- Problem details
Work through the material below line by line and say how many lines include the word "placeholder". Only the number, please.

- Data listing
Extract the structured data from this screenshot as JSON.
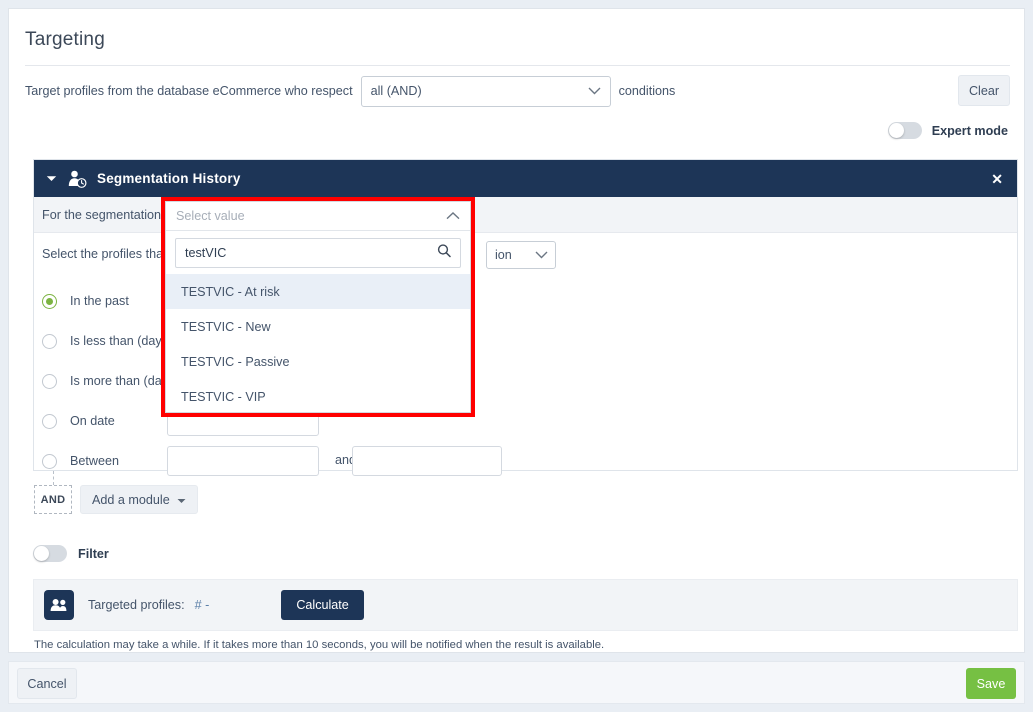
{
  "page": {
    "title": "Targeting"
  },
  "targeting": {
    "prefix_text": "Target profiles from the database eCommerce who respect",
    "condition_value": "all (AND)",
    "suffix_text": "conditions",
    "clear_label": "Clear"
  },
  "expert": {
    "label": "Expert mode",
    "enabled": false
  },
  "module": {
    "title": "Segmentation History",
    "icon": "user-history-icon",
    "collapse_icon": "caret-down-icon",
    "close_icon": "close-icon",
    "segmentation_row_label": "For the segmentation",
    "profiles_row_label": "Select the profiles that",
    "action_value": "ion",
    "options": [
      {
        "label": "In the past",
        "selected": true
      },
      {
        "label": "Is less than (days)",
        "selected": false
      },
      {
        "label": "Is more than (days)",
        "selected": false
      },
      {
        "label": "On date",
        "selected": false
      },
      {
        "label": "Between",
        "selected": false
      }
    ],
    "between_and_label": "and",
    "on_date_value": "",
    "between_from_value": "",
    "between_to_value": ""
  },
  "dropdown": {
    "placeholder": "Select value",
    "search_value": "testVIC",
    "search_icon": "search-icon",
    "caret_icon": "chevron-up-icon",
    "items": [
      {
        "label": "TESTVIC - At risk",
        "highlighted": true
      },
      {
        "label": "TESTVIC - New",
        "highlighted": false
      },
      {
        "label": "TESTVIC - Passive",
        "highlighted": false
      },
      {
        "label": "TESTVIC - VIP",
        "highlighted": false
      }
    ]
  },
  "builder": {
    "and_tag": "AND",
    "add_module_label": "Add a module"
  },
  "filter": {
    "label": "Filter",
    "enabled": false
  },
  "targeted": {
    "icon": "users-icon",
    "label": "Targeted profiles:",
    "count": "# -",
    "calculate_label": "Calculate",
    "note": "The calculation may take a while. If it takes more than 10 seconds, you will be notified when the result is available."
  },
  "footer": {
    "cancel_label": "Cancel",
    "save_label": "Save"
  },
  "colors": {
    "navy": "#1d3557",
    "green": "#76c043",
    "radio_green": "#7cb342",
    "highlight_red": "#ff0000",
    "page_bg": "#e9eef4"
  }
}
==
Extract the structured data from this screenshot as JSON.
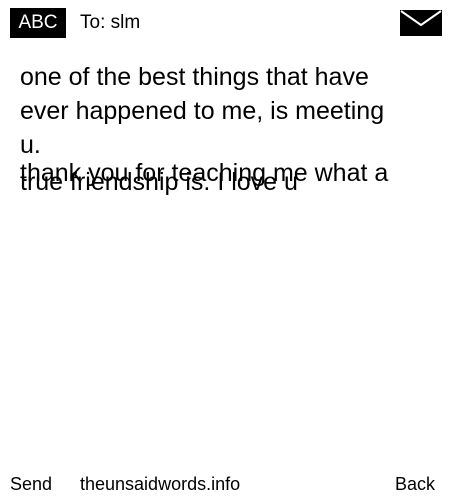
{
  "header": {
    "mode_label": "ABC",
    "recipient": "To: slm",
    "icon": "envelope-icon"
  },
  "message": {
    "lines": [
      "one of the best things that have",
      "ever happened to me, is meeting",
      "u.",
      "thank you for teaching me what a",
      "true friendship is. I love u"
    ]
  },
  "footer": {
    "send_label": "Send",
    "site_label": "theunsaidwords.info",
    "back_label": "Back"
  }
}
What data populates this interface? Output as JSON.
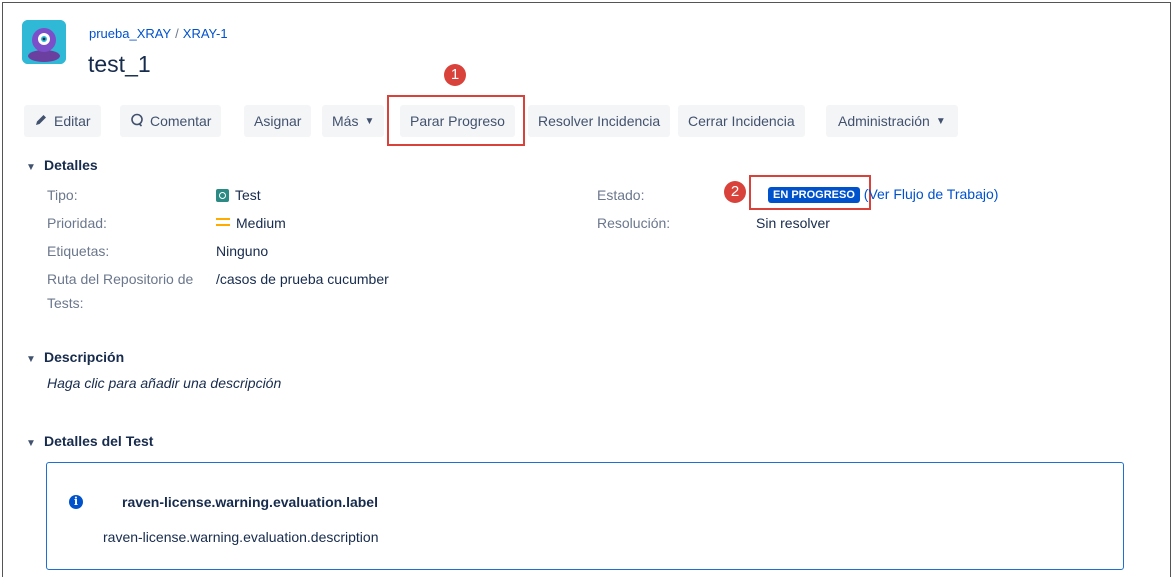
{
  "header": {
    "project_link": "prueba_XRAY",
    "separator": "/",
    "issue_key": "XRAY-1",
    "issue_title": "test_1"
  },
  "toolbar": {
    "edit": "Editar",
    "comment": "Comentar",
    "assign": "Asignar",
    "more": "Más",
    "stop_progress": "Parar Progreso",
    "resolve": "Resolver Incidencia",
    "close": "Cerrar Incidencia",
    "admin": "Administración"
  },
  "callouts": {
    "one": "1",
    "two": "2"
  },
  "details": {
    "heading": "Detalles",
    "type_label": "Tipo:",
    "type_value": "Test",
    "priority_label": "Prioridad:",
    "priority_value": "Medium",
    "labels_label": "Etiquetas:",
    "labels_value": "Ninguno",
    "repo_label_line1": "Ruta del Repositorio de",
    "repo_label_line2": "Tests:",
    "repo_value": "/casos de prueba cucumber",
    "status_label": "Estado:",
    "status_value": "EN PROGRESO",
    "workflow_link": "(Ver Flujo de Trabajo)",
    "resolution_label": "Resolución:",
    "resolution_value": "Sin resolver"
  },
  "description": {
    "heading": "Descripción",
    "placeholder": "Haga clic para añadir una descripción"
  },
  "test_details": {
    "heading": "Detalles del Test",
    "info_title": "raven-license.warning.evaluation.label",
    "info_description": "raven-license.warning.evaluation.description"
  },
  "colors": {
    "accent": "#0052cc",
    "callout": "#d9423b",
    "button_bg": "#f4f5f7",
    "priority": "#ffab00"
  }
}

- Full solution
2